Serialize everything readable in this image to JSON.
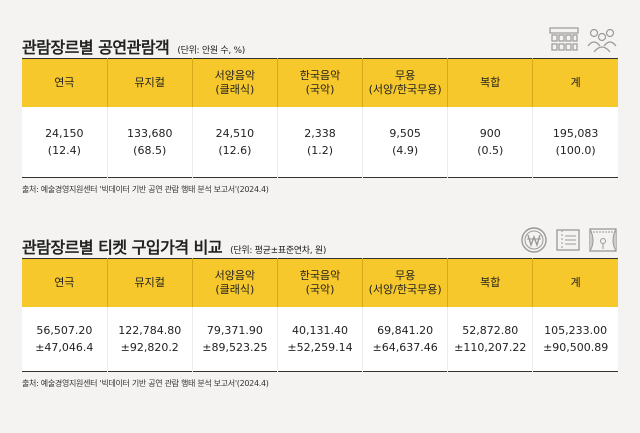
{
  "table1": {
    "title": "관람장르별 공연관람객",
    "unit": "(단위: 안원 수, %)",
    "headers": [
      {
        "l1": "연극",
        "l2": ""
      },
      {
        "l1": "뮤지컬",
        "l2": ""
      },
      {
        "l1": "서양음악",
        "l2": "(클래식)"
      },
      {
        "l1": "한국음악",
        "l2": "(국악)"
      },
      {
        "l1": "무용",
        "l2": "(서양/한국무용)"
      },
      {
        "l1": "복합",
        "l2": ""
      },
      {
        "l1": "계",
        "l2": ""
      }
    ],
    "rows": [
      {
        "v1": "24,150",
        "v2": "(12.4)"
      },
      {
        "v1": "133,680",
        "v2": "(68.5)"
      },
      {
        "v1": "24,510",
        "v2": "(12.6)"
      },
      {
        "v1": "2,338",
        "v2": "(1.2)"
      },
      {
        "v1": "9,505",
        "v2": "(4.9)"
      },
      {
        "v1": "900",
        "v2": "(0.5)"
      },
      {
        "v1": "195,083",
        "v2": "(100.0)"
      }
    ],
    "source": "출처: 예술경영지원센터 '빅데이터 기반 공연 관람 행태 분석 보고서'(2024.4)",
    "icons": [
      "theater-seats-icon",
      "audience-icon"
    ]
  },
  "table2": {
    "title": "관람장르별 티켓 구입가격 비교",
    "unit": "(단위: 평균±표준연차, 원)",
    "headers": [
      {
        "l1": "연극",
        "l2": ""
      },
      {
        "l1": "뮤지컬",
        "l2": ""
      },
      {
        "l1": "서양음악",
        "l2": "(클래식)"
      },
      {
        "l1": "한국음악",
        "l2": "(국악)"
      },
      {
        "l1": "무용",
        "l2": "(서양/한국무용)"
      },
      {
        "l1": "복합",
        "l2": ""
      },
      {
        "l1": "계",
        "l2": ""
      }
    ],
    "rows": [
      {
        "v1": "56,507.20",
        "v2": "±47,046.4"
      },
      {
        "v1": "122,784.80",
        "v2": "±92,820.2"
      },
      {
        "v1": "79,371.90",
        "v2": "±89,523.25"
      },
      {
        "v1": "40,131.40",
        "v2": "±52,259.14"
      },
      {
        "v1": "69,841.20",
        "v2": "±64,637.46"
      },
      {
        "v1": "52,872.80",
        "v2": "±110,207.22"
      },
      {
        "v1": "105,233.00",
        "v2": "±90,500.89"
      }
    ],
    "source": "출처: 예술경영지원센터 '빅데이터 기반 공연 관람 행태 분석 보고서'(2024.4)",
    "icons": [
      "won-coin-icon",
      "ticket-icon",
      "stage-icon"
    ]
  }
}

• **Problem description**
Print the full listing exactly, dropping the pictures.

• **Response to this exercise**
Serialize everything readable in this image to JSON.
{
  "table1": {
    "title": "관람장르별 공연관람객",
    "unit": "(단위: 안원 수, %)",
    "headers": [
      {
        "l1": "연극",
        "l2": ""
      },
      {
        "l1": "뮤지컬",
        "l2": ""
      },
      {
        "l1": "서양음악",
        "l2": "(클래식)"
      },
      {
        "l1": "한국음악",
        "l2": "(국악)"
      },
      {
        "l1": "무용",
        "l2": "(서양/한국무용)"
      },
      {
        "l1": "복합",
        "l2": ""
      },
      {
        "l1": "계",
        "l2": ""
      }
    ],
    "rows": [
      {
        "v1": "24,150",
        "v2": "(12.4)"
      },
      {
        "v1": "133,680",
        "v2": "(68.5)"
      },
      {
        "v1": "24,510",
        "v2": "(12.6)"
      },
      {
        "v1": "2,338",
        "v2": "(1.2)"
      },
      {
        "v1": "9,505",
        "v2": "(4.9)"
      },
      {
        "v1": "900",
        "v2": "(0.5)"
      },
      {
        "v1": "195,083",
        "v2": "(100.0)"
      }
    ],
    "source": "출처: 예술경영지원센터 '빅데이터 기반 공연 관람 행태 분석 보고서'(2024.4)",
    "icons": [
      "theater-seats-icon",
      "audience-icon"
    ]
  },
  "table2": {
    "title": "관람장르별 티켓 구입가격 비교",
    "unit": "(단위: 평균±표준연차, 원)",
    "headers": [
      {
        "l1": "연극",
        "l2": ""
      },
      {
        "l1": "뮤지컬",
        "l2": ""
      },
      {
        "l1": "서양음악",
        "l2": "(클래식)"
      },
      {
        "l1": "한국음악",
        "l2": "(국악)"
      },
      {
        "l1": "무용",
        "l2": "(서양/한국무용)"
      },
      {
        "l1": "복합",
        "l2": ""
      },
      {
        "l1": "계",
        "l2": ""
      }
    ],
    "rows": [
      {
        "v1": "56,507.20",
        "v2": "±47,046.4"
      },
      {
        "v1": "122,784.80",
        "v2": "±92,820.2"
      },
      {
        "v1": "79,371.90",
        "v2": "±89,523.25"
      },
      {
        "v1": "40,131.40",
        "v2": "±52,259.14"
      },
      {
        "v1": "69,841.20",
        "v2": "±64,637.46"
      },
      {
        "v1": "52,872.80",
        "v2": "±110,207.22"
      },
      {
        "v1": "105,233.00",
        "v2": "±90,500.89"
      }
    ],
    "source": "출처: 예술경영지원센터 '빅데이터 기반 공연 관람 행태 분석 보고서'(2024.4)",
    "icons": [
      "won-coin-icon",
      "ticket-icon",
      "stage-icon"
    ]
  }
}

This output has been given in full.